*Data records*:
* * * * * * * * *

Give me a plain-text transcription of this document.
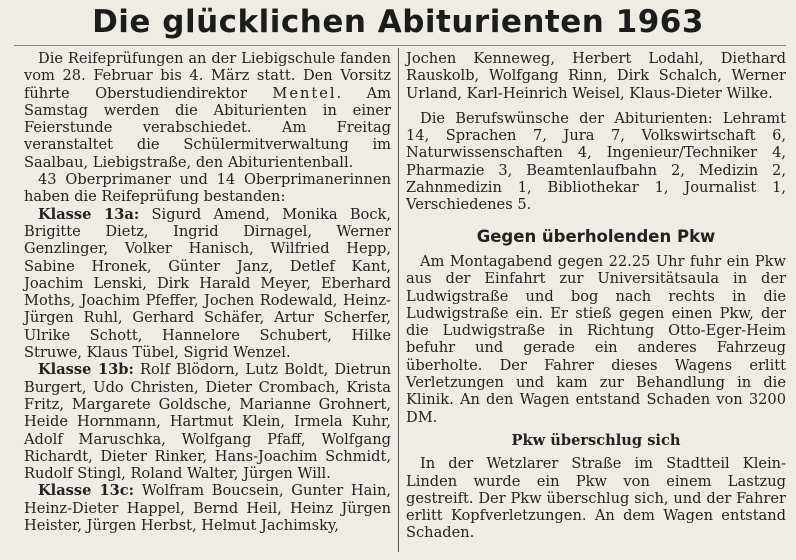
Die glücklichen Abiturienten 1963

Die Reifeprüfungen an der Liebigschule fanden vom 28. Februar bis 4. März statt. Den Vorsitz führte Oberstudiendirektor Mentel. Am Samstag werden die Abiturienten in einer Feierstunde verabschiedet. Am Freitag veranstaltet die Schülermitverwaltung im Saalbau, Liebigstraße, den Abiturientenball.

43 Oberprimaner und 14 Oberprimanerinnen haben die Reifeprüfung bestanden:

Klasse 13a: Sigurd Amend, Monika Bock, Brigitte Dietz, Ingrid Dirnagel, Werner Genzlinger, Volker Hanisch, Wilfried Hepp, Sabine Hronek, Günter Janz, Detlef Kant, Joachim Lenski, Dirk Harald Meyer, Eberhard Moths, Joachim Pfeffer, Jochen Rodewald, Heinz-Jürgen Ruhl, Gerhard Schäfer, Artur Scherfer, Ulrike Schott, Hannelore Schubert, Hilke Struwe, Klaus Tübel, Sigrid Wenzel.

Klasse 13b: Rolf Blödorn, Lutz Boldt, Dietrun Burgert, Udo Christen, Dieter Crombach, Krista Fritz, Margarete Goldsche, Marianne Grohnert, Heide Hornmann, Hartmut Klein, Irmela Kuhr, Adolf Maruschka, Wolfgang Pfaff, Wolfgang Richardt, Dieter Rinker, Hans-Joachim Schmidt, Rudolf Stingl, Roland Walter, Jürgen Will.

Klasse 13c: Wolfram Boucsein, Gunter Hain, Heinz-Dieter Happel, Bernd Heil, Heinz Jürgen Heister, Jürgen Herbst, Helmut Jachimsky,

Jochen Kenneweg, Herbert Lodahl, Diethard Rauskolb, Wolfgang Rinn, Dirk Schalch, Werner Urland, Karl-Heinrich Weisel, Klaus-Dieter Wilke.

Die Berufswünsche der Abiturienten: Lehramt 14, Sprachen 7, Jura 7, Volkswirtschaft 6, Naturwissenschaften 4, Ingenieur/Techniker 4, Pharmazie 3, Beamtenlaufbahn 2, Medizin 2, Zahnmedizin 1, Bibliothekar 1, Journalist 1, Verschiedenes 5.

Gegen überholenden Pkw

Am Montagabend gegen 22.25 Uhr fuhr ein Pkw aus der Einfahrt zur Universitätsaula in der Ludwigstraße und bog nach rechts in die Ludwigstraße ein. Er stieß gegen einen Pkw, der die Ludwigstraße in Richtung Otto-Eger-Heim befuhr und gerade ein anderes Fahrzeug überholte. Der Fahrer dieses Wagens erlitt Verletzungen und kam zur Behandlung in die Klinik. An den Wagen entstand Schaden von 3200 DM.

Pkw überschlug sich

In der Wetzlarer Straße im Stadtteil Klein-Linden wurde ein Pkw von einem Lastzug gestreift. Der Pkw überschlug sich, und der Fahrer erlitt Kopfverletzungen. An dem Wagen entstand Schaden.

* * * * * * * * *

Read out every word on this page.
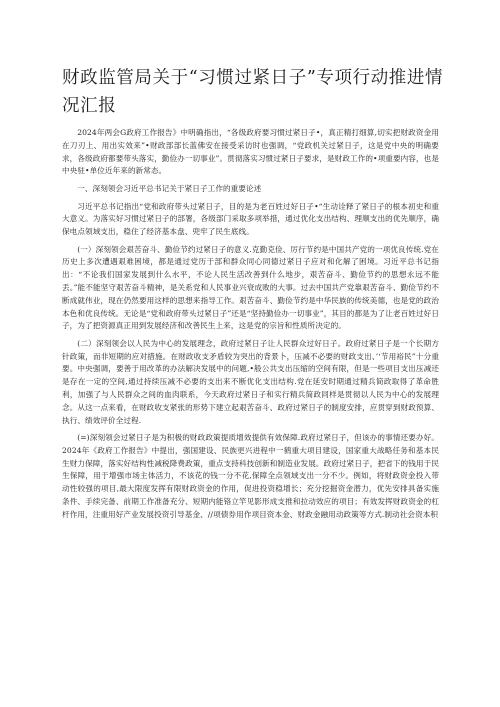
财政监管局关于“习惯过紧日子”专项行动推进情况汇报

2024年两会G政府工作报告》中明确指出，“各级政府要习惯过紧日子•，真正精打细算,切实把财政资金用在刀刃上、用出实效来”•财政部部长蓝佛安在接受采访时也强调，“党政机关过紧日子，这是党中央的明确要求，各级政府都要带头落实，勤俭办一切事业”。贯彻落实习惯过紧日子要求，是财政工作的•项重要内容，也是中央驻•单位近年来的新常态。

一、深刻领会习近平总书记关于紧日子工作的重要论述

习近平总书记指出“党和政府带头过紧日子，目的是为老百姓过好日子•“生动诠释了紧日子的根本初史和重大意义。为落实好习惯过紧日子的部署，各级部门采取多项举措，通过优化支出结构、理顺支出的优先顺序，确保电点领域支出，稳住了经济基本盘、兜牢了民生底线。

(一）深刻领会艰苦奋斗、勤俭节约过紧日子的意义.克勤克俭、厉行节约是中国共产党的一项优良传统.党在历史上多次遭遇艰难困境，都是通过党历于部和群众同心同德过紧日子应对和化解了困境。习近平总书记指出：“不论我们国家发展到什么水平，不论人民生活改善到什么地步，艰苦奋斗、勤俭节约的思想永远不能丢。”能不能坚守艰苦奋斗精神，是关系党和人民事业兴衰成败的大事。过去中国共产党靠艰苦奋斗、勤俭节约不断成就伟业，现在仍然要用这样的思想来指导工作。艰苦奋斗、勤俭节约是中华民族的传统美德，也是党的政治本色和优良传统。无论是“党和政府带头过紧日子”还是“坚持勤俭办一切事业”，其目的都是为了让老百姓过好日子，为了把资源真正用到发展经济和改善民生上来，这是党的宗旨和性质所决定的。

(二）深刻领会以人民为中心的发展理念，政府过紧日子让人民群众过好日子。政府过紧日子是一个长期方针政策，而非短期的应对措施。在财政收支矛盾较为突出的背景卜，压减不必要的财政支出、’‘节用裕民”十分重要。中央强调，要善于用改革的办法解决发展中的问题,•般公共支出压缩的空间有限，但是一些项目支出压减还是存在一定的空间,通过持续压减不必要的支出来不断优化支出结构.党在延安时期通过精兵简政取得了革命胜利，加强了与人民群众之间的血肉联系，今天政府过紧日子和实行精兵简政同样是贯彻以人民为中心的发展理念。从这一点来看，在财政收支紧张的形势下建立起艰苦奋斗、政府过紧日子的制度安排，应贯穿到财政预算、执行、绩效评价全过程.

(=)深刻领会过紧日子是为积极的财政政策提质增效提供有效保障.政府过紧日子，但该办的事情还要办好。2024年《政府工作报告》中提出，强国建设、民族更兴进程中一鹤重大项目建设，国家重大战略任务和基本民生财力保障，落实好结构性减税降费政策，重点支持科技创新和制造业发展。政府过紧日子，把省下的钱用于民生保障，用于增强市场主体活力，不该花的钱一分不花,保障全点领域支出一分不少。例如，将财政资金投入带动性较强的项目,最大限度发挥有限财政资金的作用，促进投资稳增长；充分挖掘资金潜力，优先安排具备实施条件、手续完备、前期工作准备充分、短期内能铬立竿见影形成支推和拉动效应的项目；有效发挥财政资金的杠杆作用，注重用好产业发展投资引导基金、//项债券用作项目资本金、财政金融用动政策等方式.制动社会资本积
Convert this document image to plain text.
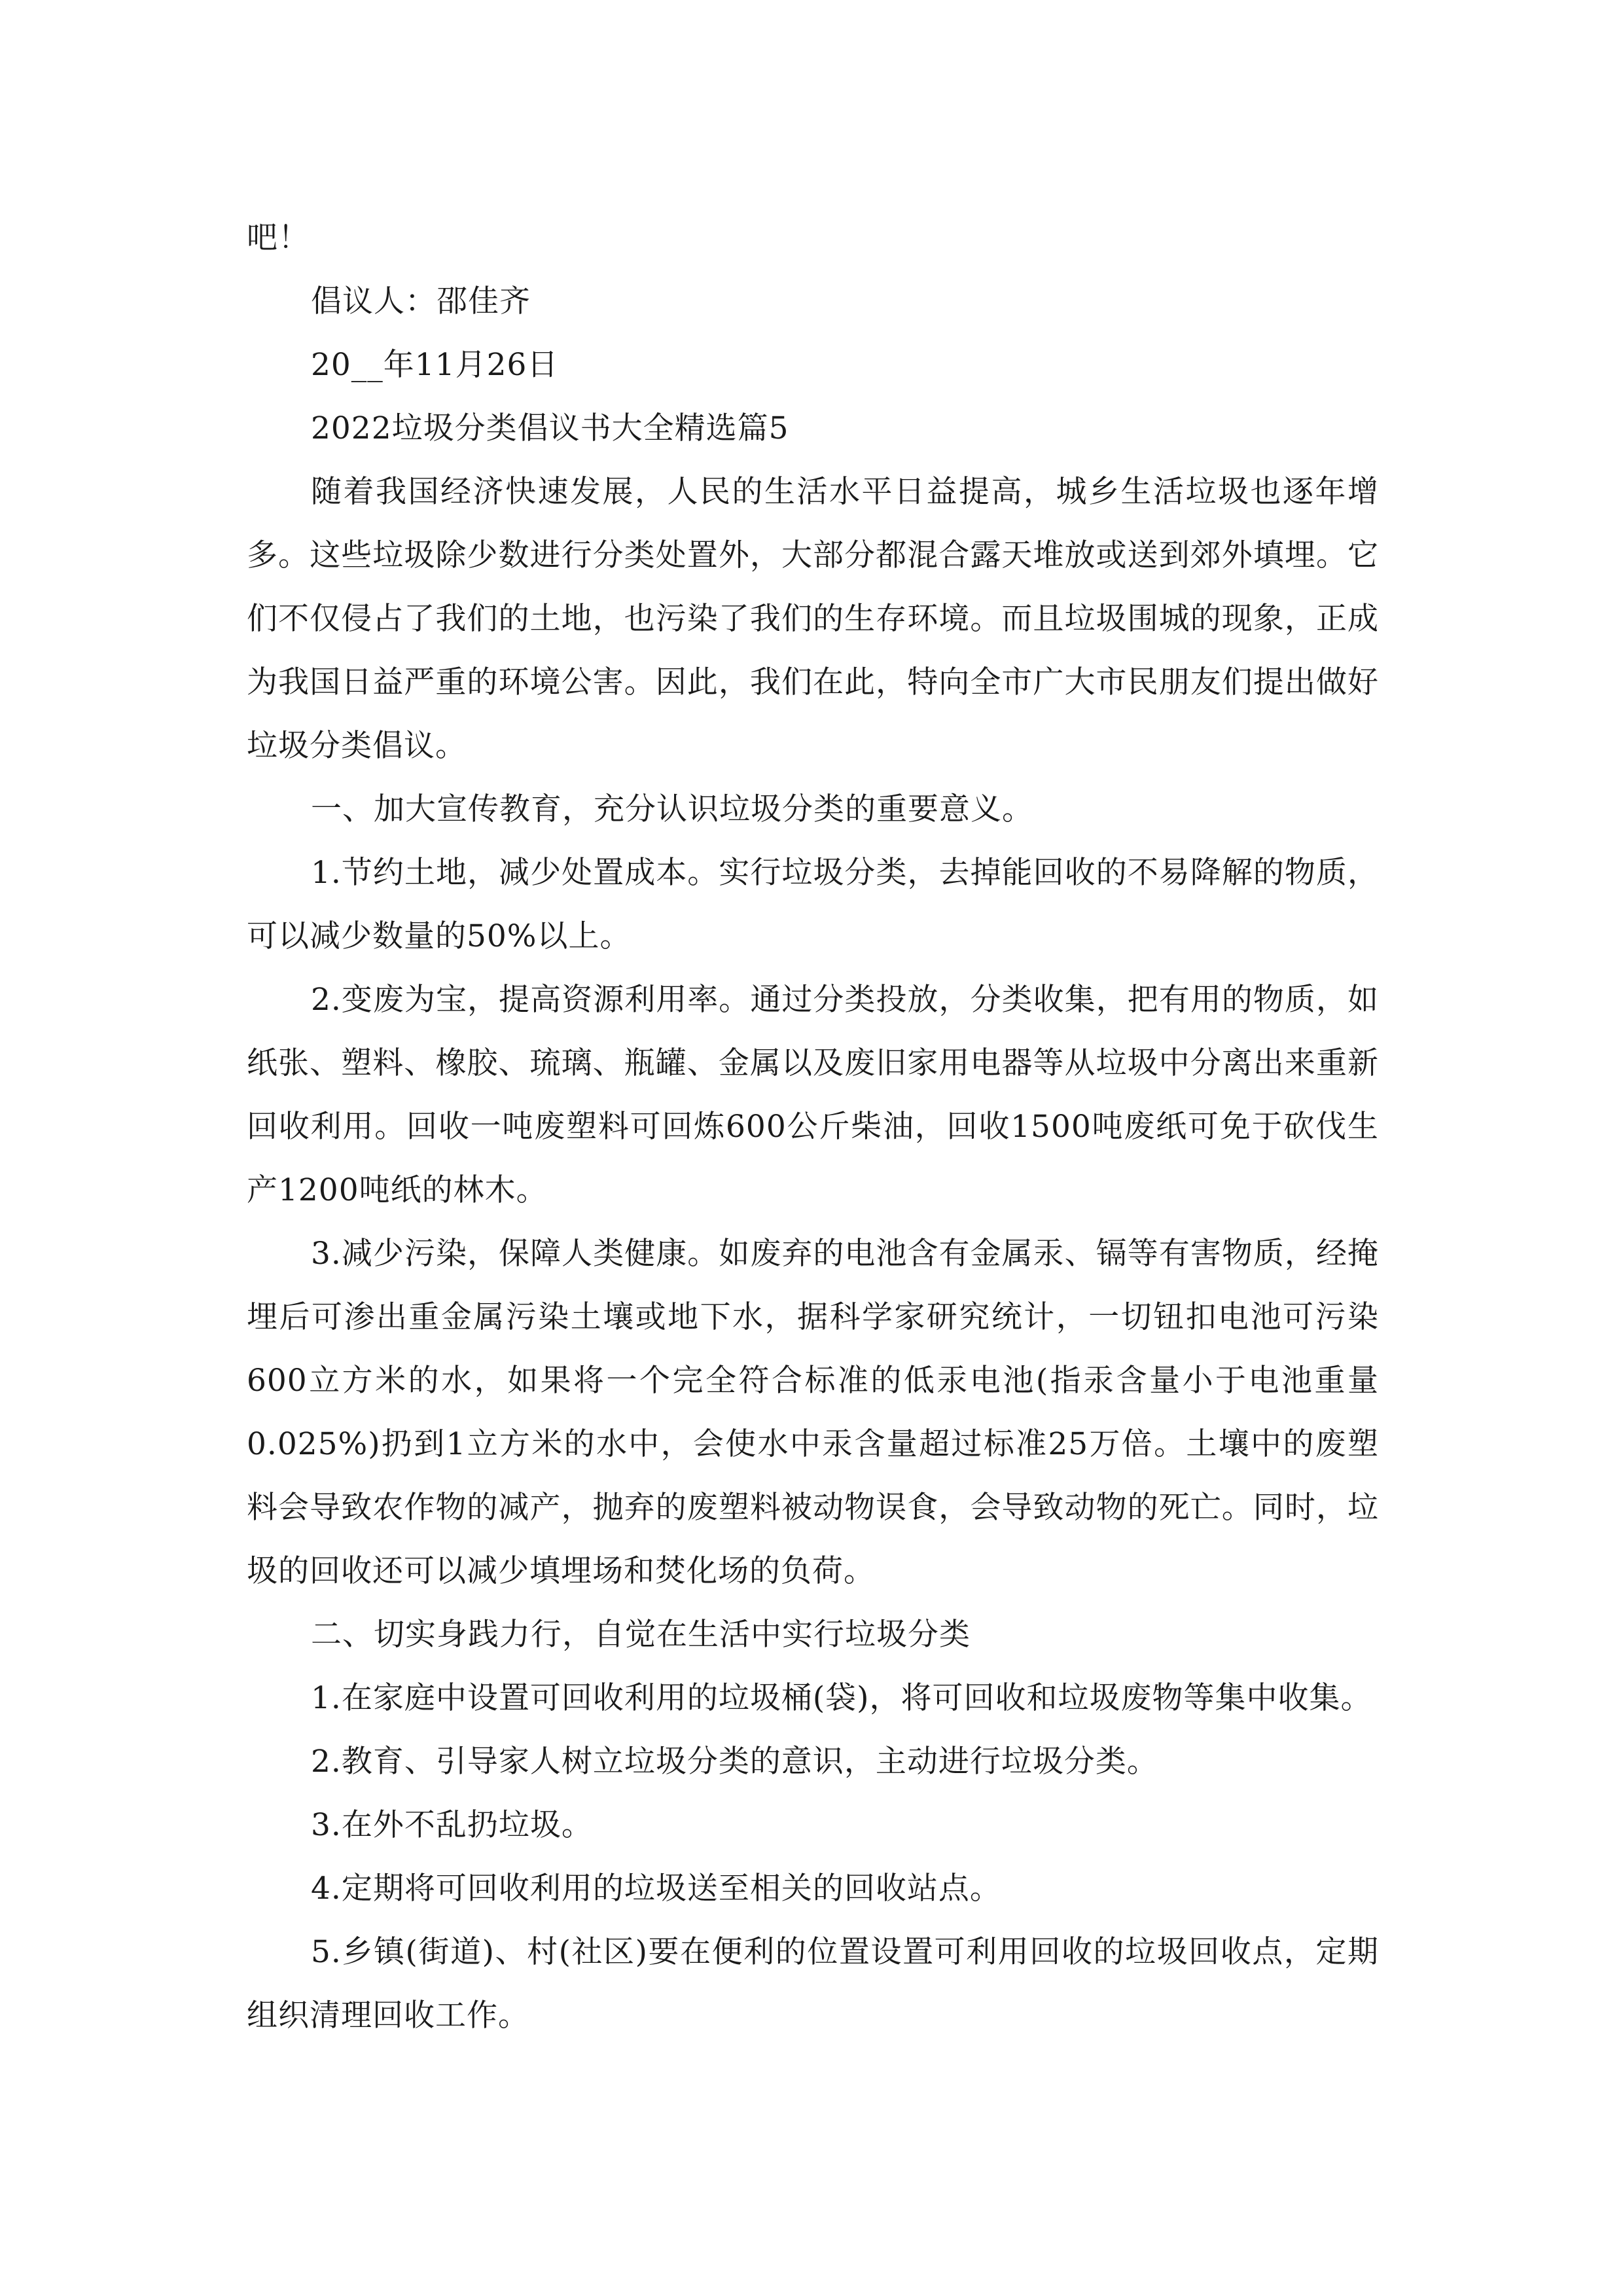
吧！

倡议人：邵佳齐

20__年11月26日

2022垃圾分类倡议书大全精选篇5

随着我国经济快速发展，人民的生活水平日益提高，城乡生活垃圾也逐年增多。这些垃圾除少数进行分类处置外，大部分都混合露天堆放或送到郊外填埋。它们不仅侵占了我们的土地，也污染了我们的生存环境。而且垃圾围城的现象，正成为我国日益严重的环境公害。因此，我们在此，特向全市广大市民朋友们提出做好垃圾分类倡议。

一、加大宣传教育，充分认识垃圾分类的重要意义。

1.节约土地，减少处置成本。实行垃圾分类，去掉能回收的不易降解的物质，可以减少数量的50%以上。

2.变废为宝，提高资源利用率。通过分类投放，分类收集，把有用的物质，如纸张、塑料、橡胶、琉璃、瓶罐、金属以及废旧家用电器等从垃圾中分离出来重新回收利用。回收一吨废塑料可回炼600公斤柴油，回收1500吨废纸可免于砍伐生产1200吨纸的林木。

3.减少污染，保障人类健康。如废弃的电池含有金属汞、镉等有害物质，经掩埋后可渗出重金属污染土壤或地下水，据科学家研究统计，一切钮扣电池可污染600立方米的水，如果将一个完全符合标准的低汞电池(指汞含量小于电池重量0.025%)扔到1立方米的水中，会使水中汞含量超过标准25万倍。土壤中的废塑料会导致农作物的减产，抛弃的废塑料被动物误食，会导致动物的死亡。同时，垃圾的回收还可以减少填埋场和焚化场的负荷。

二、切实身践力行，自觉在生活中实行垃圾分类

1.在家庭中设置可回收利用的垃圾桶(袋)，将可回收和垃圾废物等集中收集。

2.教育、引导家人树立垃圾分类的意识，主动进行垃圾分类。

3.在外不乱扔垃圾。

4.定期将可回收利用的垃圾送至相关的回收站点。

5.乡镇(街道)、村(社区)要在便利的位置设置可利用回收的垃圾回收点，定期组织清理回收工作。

* * * * * * * * *

*Set problem*: From the listing above, report the number of lines containing the string "Klaus", without any accompanying remarks.

*Correct result*: 2